### Your objective
Write out the lines of the records from the line with "- subtotal-row: Coin" through the line with "- table-row: Ivory", exactly as they appear.

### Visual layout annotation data
►

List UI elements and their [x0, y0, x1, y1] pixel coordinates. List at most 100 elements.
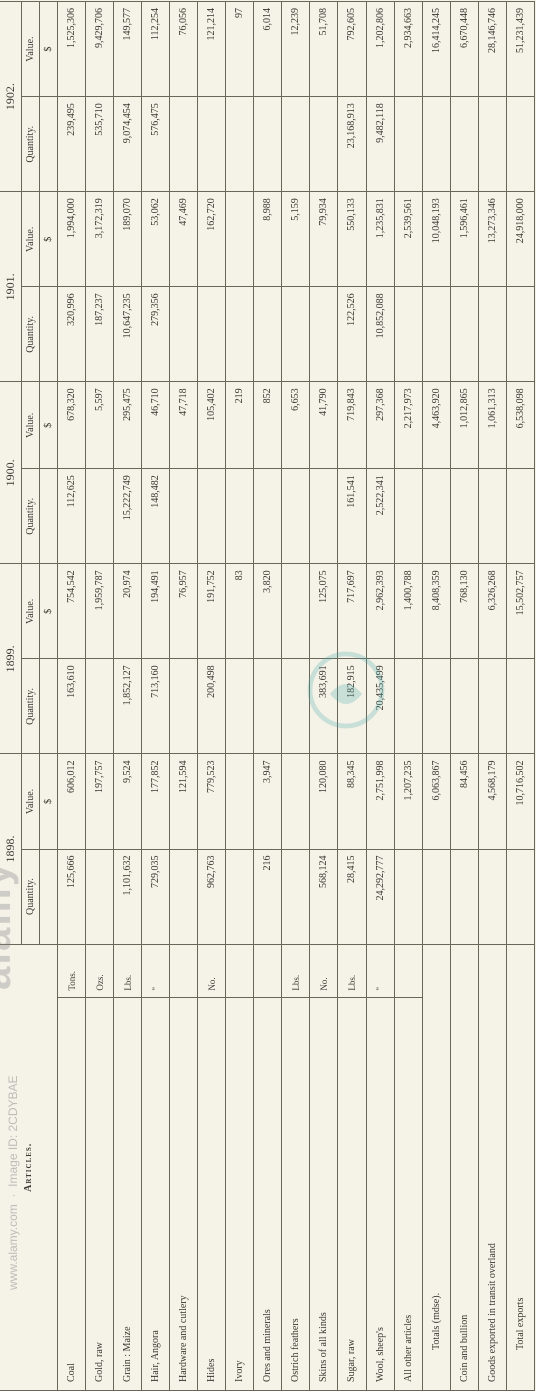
- subtotal-row: Coin and bullion84,456768,1301,012,8651,…: [450, 2, 478, 1391]
- qty-1898: 216: [254, 849, 282, 944]
- val-1900: 6,653: [282, 382, 310, 469]
- qty-1902: 9,074,454: [114, 97, 142, 192]
- unit-label: Lbs.: [338, 944, 366, 997]
- blank: [506, 659, 534, 754]
- val-1902: 792,605: [338, 2, 366, 97]
- qty-1899: 200,498: [198, 659, 226, 754]
- val-header: Value.: [22, 192, 40, 287]
- blank: [478, 659, 506, 754]
- val-1901: 1,994,000: [58, 192, 86, 287]
- qty-1898: [226, 849, 254, 944]
- qty-1898: 24,292,777: [366, 849, 394, 944]
- qty-1901: 279,356: [142, 287, 170, 382]
- qty-1901: 320,996: [58, 287, 86, 382]
- table-row: Ores and minerals2163,9473,8208528,9886,…: [254, 2, 282, 1391]
- year-1902: 1902.: [0, 2, 22, 192]
- qty-1900: [226, 469, 254, 564]
- qty-1901: 10,852,088: [366, 287, 394, 382]
- table-row: Ivory 83 219 97: [226, 2, 254, 1391]
- val-1901: [226, 192, 254, 287]
- val-1899: 125,075: [310, 564, 338, 659]
- val-1899: 20,974: [114, 564, 142, 659]
- currency: $: [40, 754, 58, 849]
- qty-1898: 729,035: [142, 849, 170, 944]
- val-1899: 76,957: [170, 564, 198, 659]
- table-row: Hair, Angora"729,035177,852713,160194,49…: [142, 2, 170, 1391]
- val-1899: 8,408,359: [422, 564, 450, 659]
- qty-1901: [282, 287, 310, 382]
- qty-1898: [170, 849, 198, 944]
- unit-label: [254, 944, 282, 997]
- article-label: Coal: [58, 997, 86, 1390]
- unit-label: Lbs.: [282, 944, 310, 997]
- watermark-brand: alamy: [0, 861, 20, 990]
- val-1902: 97: [226, 2, 254, 97]
- val-1901: 189,070: [114, 192, 142, 287]
- val-1900: 4,463,920: [422, 382, 450, 469]
- unit-label: [226, 944, 254, 997]
- val-1900: 1,061,313: [478, 382, 506, 469]
- blank: [40, 849, 58, 944]
- qty-1901: [254, 287, 282, 382]
- qty-1902: 535,710: [86, 97, 114, 192]
- blank: [40, 97, 58, 192]
- article-label: Grain : Maize: [114, 997, 142, 1390]
- subtotal-label: Coin and bullion: [450, 944, 478, 1390]
- val-1898: 779,523: [198, 754, 226, 849]
- qty-1898: [394, 849, 422, 944]
- blank: [478, 97, 506, 192]
- val-1899: 194,491: [142, 564, 170, 659]
- val-1900: 105,402: [198, 382, 226, 469]
- val-1900: 297,368: [366, 382, 394, 469]
- val-1898: [282, 754, 310, 849]
- val-1902: 28,146,746: [478, 2, 506, 97]
- qty-1902: [310, 97, 338, 192]
- currency: $: [40, 2, 58, 97]
- subtotal-label: Goods exported in transit overland: [478, 944, 506, 1390]
- val-1901: 13,273,346: [478, 192, 506, 287]
- qty-1898: 125,666: [58, 849, 86, 944]
- qty-1900: [170, 469, 198, 564]
- val-1899: 83: [226, 564, 254, 659]
- qty-header: Quantity.: [22, 469, 40, 564]
- unit-label: [394, 944, 422, 997]
- blank: [478, 469, 506, 564]
- val-1900: 852: [254, 382, 282, 469]
- qty-header: Quantity.: [22, 287, 40, 382]
- val-1899: [282, 564, 310, 659]
- val-1901: 162,720: [198, 192, 226, 287]
- qty-1902: [226, 97, 254, 192]
- unit-label: Lbs.: [114, 944, 142, 997]
- val-1899: 754,542: [58, 564, 86, 659]
- qty-1898: 1,101,632: [114, 849, 142, 944]
- val-1900: 1,012,865: [450, 382, 478, 469]
- currency: $: [40, 192, 58, 287]
- val-1902: 121,214: [198, 2, 226, 97]
- val-1901: 2,539,561: [394, 192, 422, 287]
- val-1899: 717,697: [338, 564, 366, 659]
- qty-1902: [282, 97, 310, 192]
- qty-1901: [170, 287, 198, 382]
- article-label: Ores and minerals: [254, 997, 282, 1390]
- qty-1899: [254, 659, 282, 754]
- unit-label: [170, 944, 198, 997]
- val-1900: 219: [226, 382, 254, 469]
- val-1899: 1,959,787: [86, 564, 114, 659]
- val-1900: 678,320: [58, 382, 86, 469]
- val-1900: 46,710: [142, 382, 170, 469]
- val-1902: 6,670,448: [450, 2, 478, 97]
- qty-1900: 161,541: [338, 469, 366, 564]
- article-label: Wool, sheep's: [366, 997, 394, 1390]
- val-1898: 2,751,998: [366, 754, 394, 849]
- qty-1902: [170, 97, 198, 192]
- blank: [40, 659, 58, 754]
- qty-1899: [170, 659, 198, 754]
- year-1900: 1900.: [0, 382, 22, 564]
- val-1901: 1,235,831: [366, 192, 394, 287]
- blank: [478, 287, 506, 382]
- qty-1900: [310, 469, 338, 564]
- blank: [422, 849, 450, 944]
- article-label: Ivory: [226, 997, 254, 1390]
- val-1902: 12,239: [282, 2, 310, 97]
- qty-1898: 962,763: [198, 849, 226, 944]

◄

### Solved exercise
- subtotal-row: Coin and bullion84,456768,1301,012,8651,…: [450, 2, 478, 1391]
- qty-1898: 216: [254, 849, 282, 944]
- val-1900: 6,653: [282, 382, 310, 469]
- qty-1902: 9,074,454: [114, 97, 142, 192]
- unit-label: Lbs.: [338, 944, 366, 997]
- blank: [506, 659, 534, 754]
- val-1902: 792,605: [338, 2, 366, 97]
- qty-1899: 200,498: [198, 659, 226, 754]
- val-header: Value.: [22, 192, 40, 287]
- blank: [478, 659, 506, 754]
- val-1901: 1,994,000: [58, 192, 86, 287]
- qty-1898: [226, 849, 254, 944]
- qty-1898: 24,292,777: [366, 849, 394, 944]
- qty-1901: 279,356: [142, 287, 170, 382]
- qty-1901: 320,996: [58, 287, 86, 382]
- table-row: Ores and minerals2163,9473,8208528,9886,…: [254, 2, 282, 1391]
- year-1902: 1902.: [0, 2, 22, 192]
- qty-1900: [226, 469, 254, 564]
- qty-1901: 10,852,088: [366, 287, 394, 382]
- table-row: Ivory 83 219 97: [226, 2, 254, 1391]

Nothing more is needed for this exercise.